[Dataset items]
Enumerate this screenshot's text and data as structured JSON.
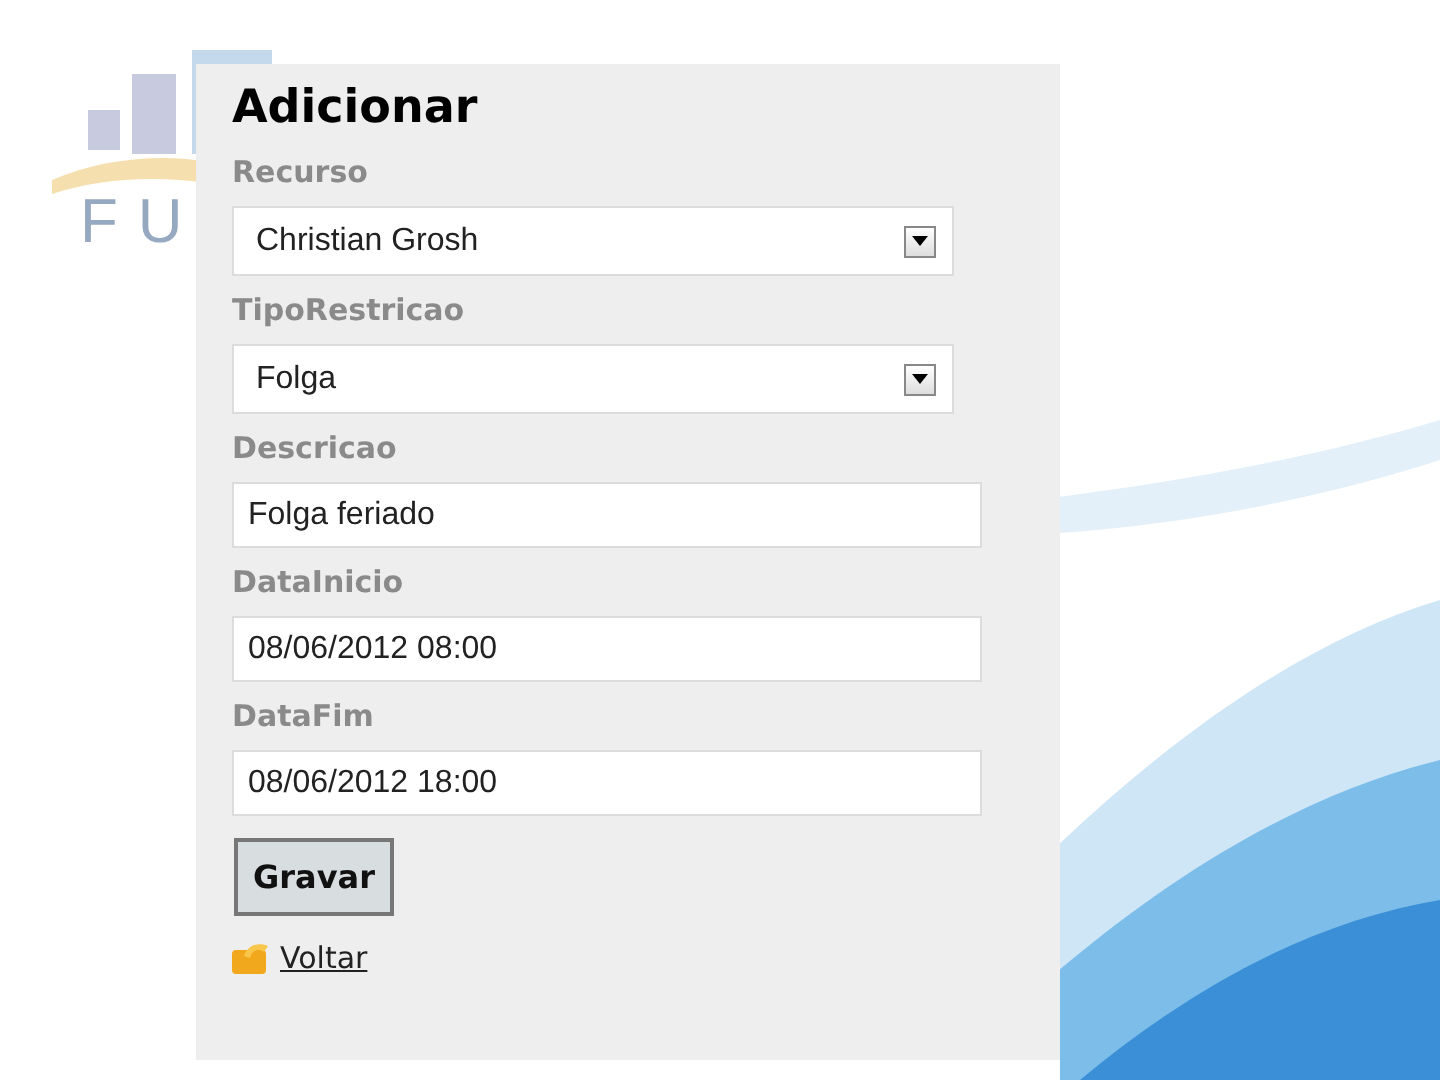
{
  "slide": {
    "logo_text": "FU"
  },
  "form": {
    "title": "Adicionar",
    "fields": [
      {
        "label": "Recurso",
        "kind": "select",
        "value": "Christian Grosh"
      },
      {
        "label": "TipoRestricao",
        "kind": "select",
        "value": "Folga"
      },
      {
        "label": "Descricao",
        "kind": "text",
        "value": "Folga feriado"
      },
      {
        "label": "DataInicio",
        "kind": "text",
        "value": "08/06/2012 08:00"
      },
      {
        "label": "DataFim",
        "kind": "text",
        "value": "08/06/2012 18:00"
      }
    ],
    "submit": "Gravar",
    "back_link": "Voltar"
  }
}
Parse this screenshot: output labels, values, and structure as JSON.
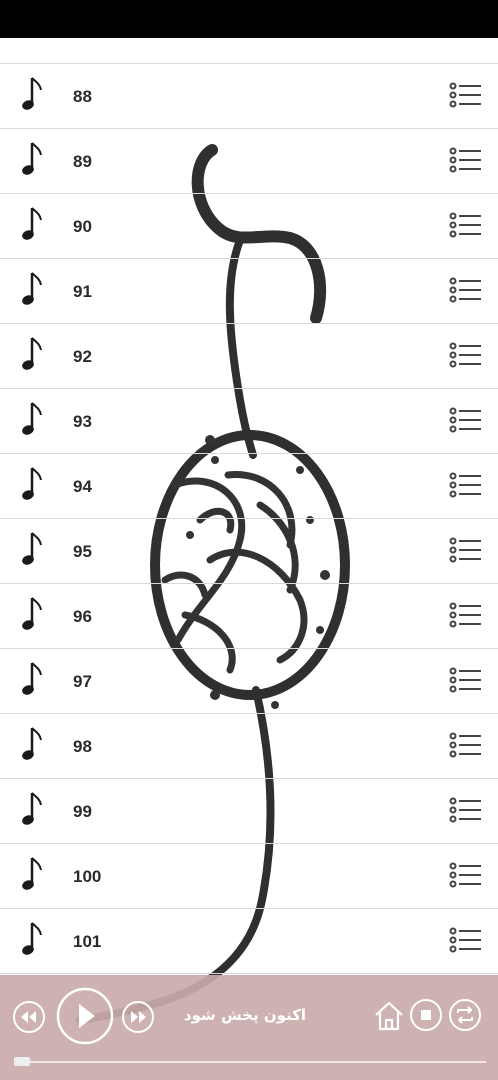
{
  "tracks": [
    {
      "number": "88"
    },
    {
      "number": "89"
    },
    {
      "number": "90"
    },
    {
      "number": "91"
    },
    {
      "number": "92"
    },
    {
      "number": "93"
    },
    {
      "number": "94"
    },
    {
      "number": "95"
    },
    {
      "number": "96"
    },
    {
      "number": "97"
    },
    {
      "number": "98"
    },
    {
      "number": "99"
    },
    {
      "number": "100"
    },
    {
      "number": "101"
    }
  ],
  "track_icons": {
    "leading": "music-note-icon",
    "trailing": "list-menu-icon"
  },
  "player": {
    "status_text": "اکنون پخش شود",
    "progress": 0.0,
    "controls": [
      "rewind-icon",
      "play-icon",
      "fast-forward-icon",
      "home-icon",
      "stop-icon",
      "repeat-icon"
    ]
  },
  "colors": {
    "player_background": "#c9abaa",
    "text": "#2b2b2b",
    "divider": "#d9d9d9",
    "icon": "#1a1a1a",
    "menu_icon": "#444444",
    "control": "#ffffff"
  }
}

__What the task requires__. Copy all lines from the listing that contain "screenshot".

__Reply__.
Enumerate this screenshot's text and data as structured JSON.
Parse this screenshot: output labels, values, and structure as JSON.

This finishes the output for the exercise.